> [Do this]:
Transcribe the entries that follow exactly as they appear, minus pictures.

(Dataset items)
^^^^^^^^
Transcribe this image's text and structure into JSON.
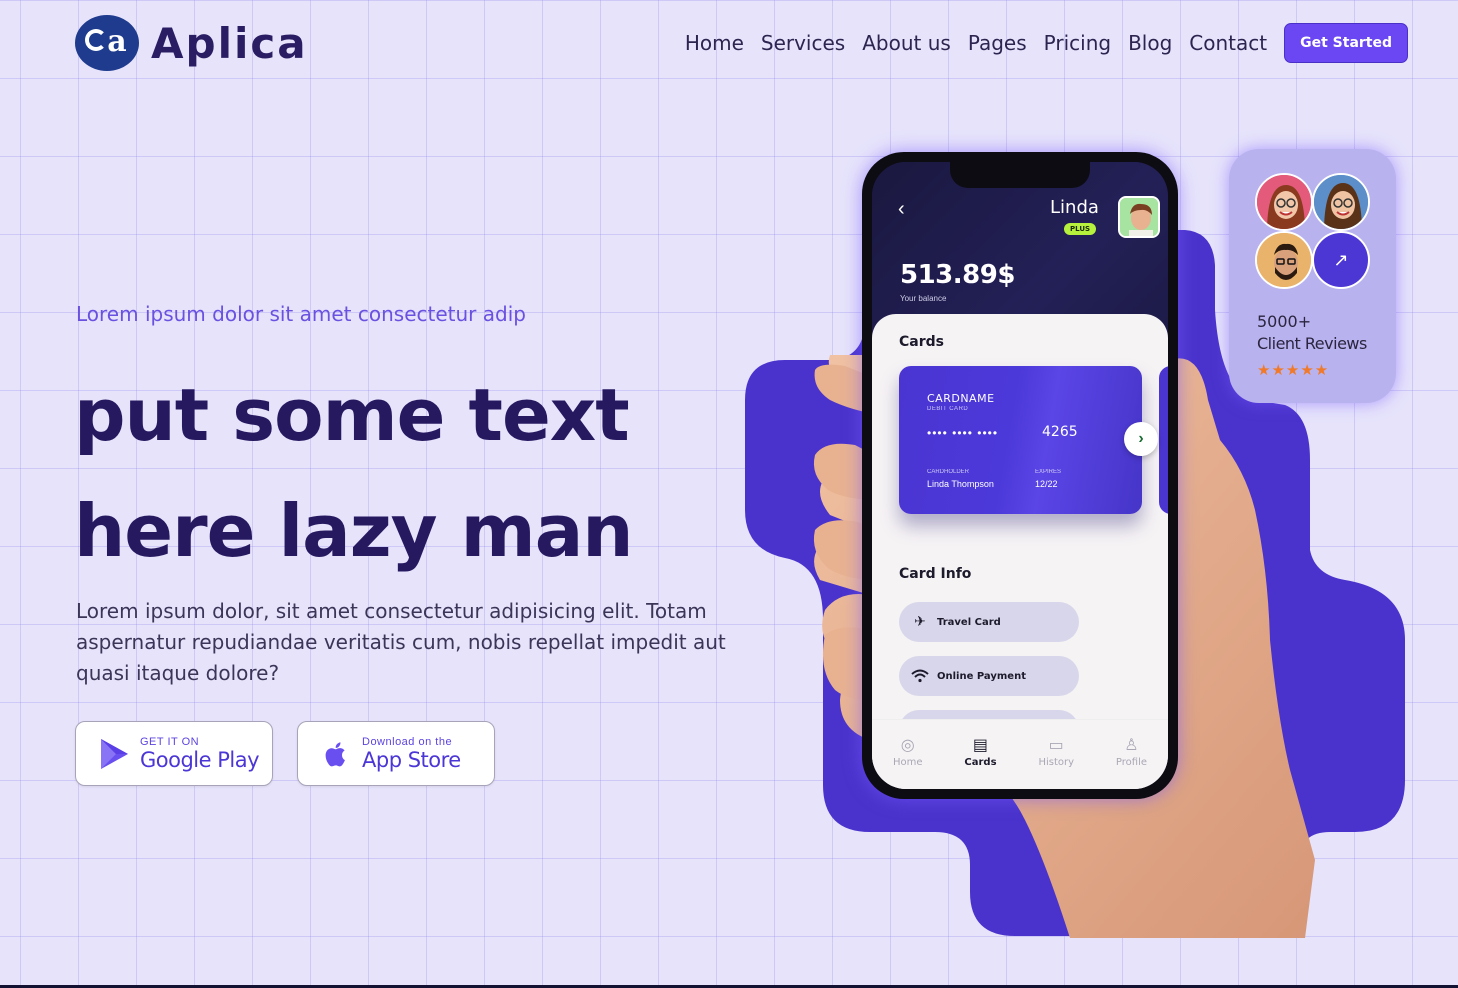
{
  "brand": {
    "logo_glyph": "a",
    "name": "Aplica"
  },
  "nav": {
    "items": [
      "Home",
      "Services",
      "About us",
      "Pages",
      "Pricing",
      "Blog",
      "Contact"
    ],
    "cta": "Get Started"
  },
  "hero": {
    "eyebrow": "Lorem ipsum dolor sit amet consectetur adip",
    "headline_line1": "put some text",
    "headline_line2": "here lazy man",
    "description": "Lorem ipsum dolor, sit amet consectetur adipisicing elit. Totam aspernatur repudiandae veritatis cum, nobis repellat impedit aut quasi itaque dolore?",
    "google_play": {
      "small": "GET IT ON",
      "big": "Google Play"
    },
    "app_store": {
      "small": "Download on the",
      "big": "App Store"
    }
  },
  "phone": {
    "user": "Linda",
    "badge": "PLUS",
    "balance": "513.89$",
    "balance_label": "Your balance",
    "cards_title": "Cards",
    "card": {
      "name": "CARDNAME",
      "type": "DEBIT CARD",
      "dots": "••••  ••••  ••••",
      "last4": "4265",
      "holder_label": "CARDHOLDER",
      "holder": "Linda Thompson",
      "expires_label": "EXPIRES",
      "expires": "12/22"
    },
    "card_info_title": "Card Info",
    "info_items": [
      {
        "icon": "plane-icon",
        "label": "Travel Card"
      },
      {
        "icon": "wifi-icon",
        "label": "Online Payment"
      }
    ],
    "tabs": [
      {
        "icon": "home-icon",
        "label": "Home"
      },
      {
        "icon": "cards-icon",
        "label": "Cards"
      },
      {
        "icon": "history-icon",
        "label": "History"
      },
      {
        "icon": "profile-icon",
        "label": "Profile"
      }
    ],
    "active_tab": "Cards"
  },
  "reviews": {
    "count": "5000+",
    "label": "Client Reviews",
    "stars": "★★★★★"
  },
  "colors": {
    "accent": "#6a47f2",
    "blob": "#4a33cc",
    "background": "#e6e3fb",
    "heading": "#271960"
  }
}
^^^^^^^^
> [Written solution]:
Transcribe this image's text and structure into JSON.
{
  "brand": {
    "logo_glyph": "a",
    "name": "Aplica"
  },
  "nav": {
    "items": [
      "Home",
      "Services",
      "About us",
      "Pages",
      "Pricing",
      "Blog",
      "Contact"
    ],
    "cta": "Get Started"
  },
  "hero": {
    "eyebrow": "Lorem ipsum dolor sit amet consectetur adip",
    "headline_line1": "put some text",
    "headline_line2": "here lazy man",
    "description": "Lorem ipsum dolor, sit amet consectetur adipisicing elit. Totam aspernatur repudiandae veritatis cum, nobis repellat impedit aut quasi itaque dolore?",
    "google_play": {
      "small": "GET IT ON",
      "big": "Google Play"
    },
    "app_store": {
      "small": "Download on the",
      "big": "App Store"
    }
  },
  "phone": {
    "user": "Linda",
    "badge": "PLUS",
    "balance": "513.89$",
    "balance_label": "Your balance",
    "cards_title": "Cards",
    "card": {
      "name": "CARDNAME",
      "type": "DEBIT CARD",
      "dots": "••••  ••••  ••••",
      "last4": "4265",
      "holder_label": "CARDHOLDER",
      "holder": "Linda Thompson",
      "expires_label": "EXPIRES",
      "expires": "12/22"
    },
    "card_info_title": "Card Info",
    "info_items": [
      {
        "icon": "plane-icon",
        "label": "Travel Card"
      },
      {
        "icon": "wifi-icon",
        "label": "Online Payment"
      }
    ],
    "tabs": [
      {
        "icon": "home-icon",
        "label": "Home"
      },
      {
        "icon": "cards-icon",
        "label": "Cards"
      },
      {
        "icon": "history-icon",
        "label": "History"
      },
      {
        "icon": "profile-icon",
        "label": "Profile"
      }
    ],
    "active_tab": "Cards"
  },
  "reviews": {
    "count": "5000+",
    "label": "Client Reviews",
    "stars": "★★★★★"
  },
  "colors": {
    "accent": "#6a47f2",
    "blob": "#4a33cc",
    "background": "#e6e3fb",
    "heading": "#271960"
  }
}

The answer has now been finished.